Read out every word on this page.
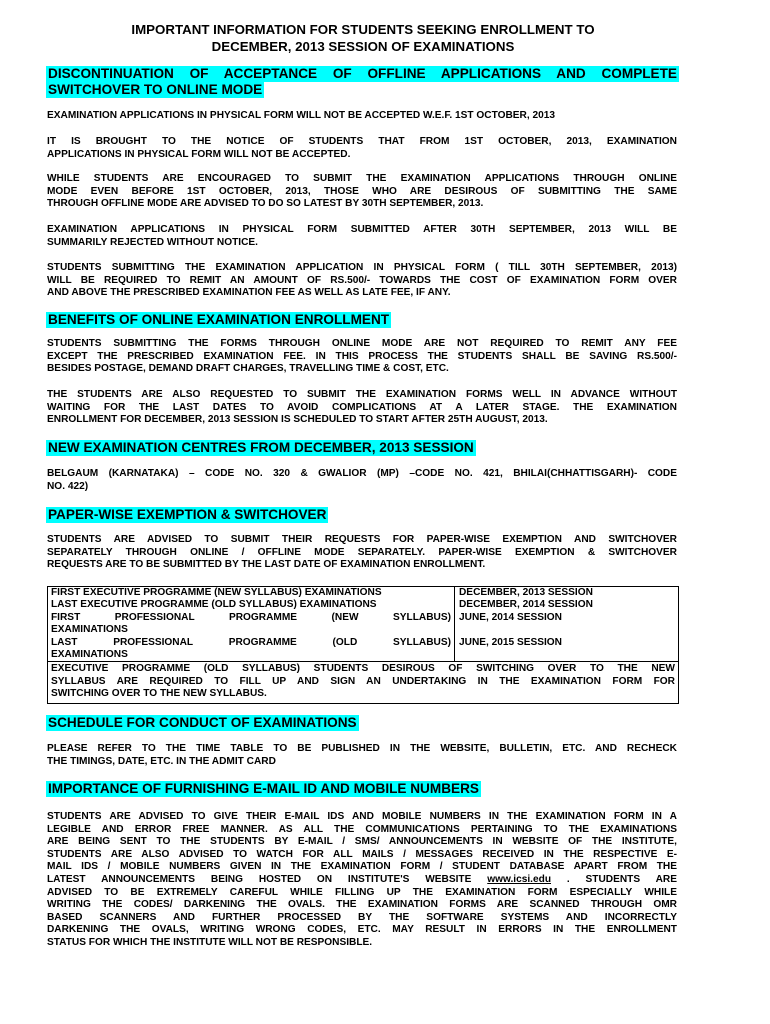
IMPORTANT INFORMATION FOR STUDENTS SEEKING ENROLLMENT TO
DECEMBER, 2013 SESSION OF EXAMINATIONS
DISCONTINUATION OF ACCEPTANCE OF OFFLINE APPLICATIONS AND COMPLETE
SWITCHOVER TO ONLINE MODE
EXAMINATION APPLICATIONS IN PHYSICAL FORM WILL NOT BE ACCEPTED W.E.F. 1ST OCTOBER, 2013
IT IS BROUGHT TO THE NOTICE OF STUDENTS THAT FROM 1ST OCTOBER, 2013, EXAMINATION
APPLICATIONS IN PHYSICAL FORM WILL NOT BE ACCEPTED.
WHILE STUDENTS ARE ENCOURAGED TO SUBMIT THE EXAMINATION APPLICATIONS THROUGH ONLINE
MODE EVEN BEFORE 1ST OCTOBER, 2013, THOSE WHO ARE DESIROUS OF SUBMITTING THE SAME
THROUGH OFFLINE MODE ARE ADVISED TO DO SO LATEST BY 30TH SEPTEMBER, 2013.
EXAMINATION APPLICATIONS IN PHYSICAL FORM SUBMITTED AFTER 30TH SEPTEMBER, 2013 WILL BE
SUMMARILY REJECTED WITHOUT NOTICE.
STUDENTS SUBMITTING THE EXAMINATION APPLICATION IN PHYSICAL FORM ( TILL 30TH SEPTEMBER, 2013)
WILL BE REQUIRED TO REMIT AN AMOUNT OF RS.500/- TOWARDS THE COST OF EXAMINATION FORM OVER
AND ABOVE THE PRESCRIBED EXAMINATION FEE AS WELL AS LATE FEE, IF ANY.
BENEFITS OF ONLINE EXAMINATION ENROLLMENT
STUDENTS SUBMITTING THE FORMS THROUGH ONLINE MODE ARE NOT REQUIRED TO REMIT ANY FEE
EXCEPT THE PRESCRIBED EXAMINATION FEE. IN THIS PROCESS THE STUDENTS SHALL BE SAVING RS.500/-
BESIDES POSTAGE, DEMAND DRAFT CHARGES, TRAVELLING TIME & COST, ETC.
THE STUDENTS ARE ALSO REQUESTED TO SUBMIT THE EXAMINATION FORMS WELL IN ADVANCE WITHOUT
WAITING FOR THE LAST DATES TO AVOID COMPLICATIONS AT A LATER STAGE. THE EXAMINATION
ENROLLMENT FOR DECEMBER, 2013 SESSION IS SCHEDULED TO START AFTER 25TH AUGUST, 2013.
NEW EXAMINATION CENTRES FROM DECEMBER, 2013 SESSION
BELGAUM (KARNATAKA) – CODE NO. 320 & GWALIOR (MP) –CODE NO. 421, BHILAI(CHHATTISGARH)- CODE
NO. 422)
PAPER-WISE EXEMPTION & SWITCHOVER
STUDENTS ARE ADVISED TO SUBMIT THEIR REQUESTS FOR PAPER-WISE EXEMPTION AND SWITCHOVER
SEPARATELY THROUGH ONLINE / OFFLINE MODE SEPARATELY. PAPER-WISE EXEMPTION & SWITCHOVER
REQUESTS ARE TO BE SUBMITTED BY THE LAST DATE OF EXAMINATION ENROLLMENT.
FIRST EXECUTIVE PROGRAMME (NEW SYLLABUS) EXAMINATIONS	DECEMBER, 2013 SESSION
LAST EXECUTIVE PROGRAMME (OLD SYLLABUS) EXAMINATIONS	DECEMBER, 2014 SESSION

FIRST PROFESSIONAL PROGRAMME (NEW SYLLABUS)
EXAMINATIONS	JUNE, 2014 SESSION

LAST PROFESSIONAL PROGRAMME (OLD SYLLABUS)
EXAMINATIONS	JUNE, 2015 SESSION

EXECUTIVE PROGRAMME (OLD SYLLABUS) STUDENTS DESIROUS OF SWITCHING OVER TO THE NEW
SYLLABUS ARE REQUIRED TO FILL UP AND SIGN AN UNDERTAKING IN THE EXAMINATION FORM FOR
SWITCHING OVER TO THE NEW SYLLABUS.	
SCHEDULE FOR CONDUCT OF EXAMINATIONS
PLEASE REFER TO THE TIME TABLE TO BE PUBLISHED IN THE WEBSITE, BULLETIN, ETC. AND RECHECK
THE TIMINGS, DATE, ETC. IN THE ADMIT CARD
IMPORTANCE OF FURNISHING E-MAIL ID AND MOBILE NUMBERS
STUDENTS ARE ADVISED TO GIVE THEIR E-MAIL IDS AND MOBILE NUMBERS IN THE EXAMINATION FORM IN A
LEGIBLE AND ERROR FREE MANNER. AS ALL THE COMMUNICATIONS PERTAINING TO THE EXAMINATIONS
ARE BEING SENT TO THE STUDENTS BY E-MAIL / SMS/ ANNOUNCEMENTS IN WEBSITE OF THE INSTITUTE,
STUDENTS ARE ALSO ADVISED TO WATCH FOR ALL MAILS / MESSAGES RECEIVED IN THE RESPECTIVE E-
MAIL IDS / MOBILE NUMBERS GIVEN IN THE EXAMINATION FORM / STUDENT DATABASE APART FROM THE
LATEST ANNOUNCEMENTS BEING HOSTED ON INSTITUTE'S WEBSITE www.icsi.edu . STUDENTS ARE
ADVISED TO BE EXTREMELY CAREFUL WHILE FILLING UP THE EXAMINATION FORM ESPECIALLY WHILE
WRITING THE CODES/ DARKENING THE OVALS. THE EXAMINATION FORMS ARE SCANNED THROUGH OMR
BASED SCANNERS AND FURTHER PROCESSED BY THE SOFTWARE SYSTEMS AND INCORRECTLY
DARKENING THE OVALS, WRITING WRONG CODES, ETC. MAY RESULT IN ERRORS IN THE ENROLLMENT
STATUS FOR WHICH THE INSTITUTE WILL NOT BE RESPONSIBLE.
# # # # # # #
• Task instructions:
In the entries above, how many lines contain the word "TIME"? Answer with the number only.

• Exercise result:
2